→ DIRECTIVE
Retype all the records with nothing changed.
★ ★ ★
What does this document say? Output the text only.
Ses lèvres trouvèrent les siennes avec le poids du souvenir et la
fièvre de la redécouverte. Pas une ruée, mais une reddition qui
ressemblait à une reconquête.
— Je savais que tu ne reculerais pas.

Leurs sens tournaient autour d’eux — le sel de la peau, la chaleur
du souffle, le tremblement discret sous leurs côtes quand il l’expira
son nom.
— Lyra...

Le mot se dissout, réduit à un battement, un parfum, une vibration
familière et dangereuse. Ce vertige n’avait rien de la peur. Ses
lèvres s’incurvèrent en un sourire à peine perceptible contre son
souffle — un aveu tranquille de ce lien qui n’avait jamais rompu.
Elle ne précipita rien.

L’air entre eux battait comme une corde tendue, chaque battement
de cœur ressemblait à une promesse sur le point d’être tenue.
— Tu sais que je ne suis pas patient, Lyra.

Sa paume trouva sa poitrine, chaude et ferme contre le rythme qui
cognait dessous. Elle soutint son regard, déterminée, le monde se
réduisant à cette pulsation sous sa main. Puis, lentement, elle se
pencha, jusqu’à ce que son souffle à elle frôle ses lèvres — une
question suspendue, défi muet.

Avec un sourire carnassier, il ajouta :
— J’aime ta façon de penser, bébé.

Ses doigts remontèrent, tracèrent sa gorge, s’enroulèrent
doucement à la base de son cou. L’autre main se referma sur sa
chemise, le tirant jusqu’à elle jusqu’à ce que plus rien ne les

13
★ ★ ★
→ OUTPUT OF THE TASK
What does this document say? Output the text only.
Ses lèvres trouvèrent les siennes avec le poids du souvenir et la
fièvre de la redécouverte. Pas une ruée, mais une reddition qui
ressemblait à une reconquête.
— Je savais que tu ne reculerais pas.

Leurs sens tournaient autour d’eux — le sel de la peau, la chaleur
du souffle, le tremblement discret sous leurs côtes quand il l’expira
son nom.
— Lyra...

Le mot se dissout, réduit à un battement, un parfum, une vibration
familière et dangereuse. Ce vertige n’avait rien de la peur. Ses
lèvres s’incurvèrent en un sourire à peine perceptible contre son
souffle — un aveu tranquille de ce lien qui n’avait jamais rompu.
Elle ne précipita rien.

L’air entre eux battait comme une corde tendue, chaque battement
de cœur ressemblait à une promesse sur le point d’être tenue.
— Tu sais que je ne suis pas patient, Lyra.

Sa paume trouva sa poitrine, chaude et ferme contre le rythme qui
cognait dessous. Elle soutint son regard, déterminée, le monde se
réduisant à cette pulsation sous sa main. Puis, lentement, elle se
pencha, jusqu’à ce que son souffle à elle frôle ses lèvres — une
question suspendue, défi muet.

Avec un sourire carnassier, il ajouta :
— J’aime ta façon de penser, bébé.

Ses doigts remontèrent, tracèrent sa gorge, s’enroulèrent
doucement à la base de son cou. L’autre main se referma sur sa
chemise, le tirant jusqu’à elle jusqu’à ce que plus rien ne les

13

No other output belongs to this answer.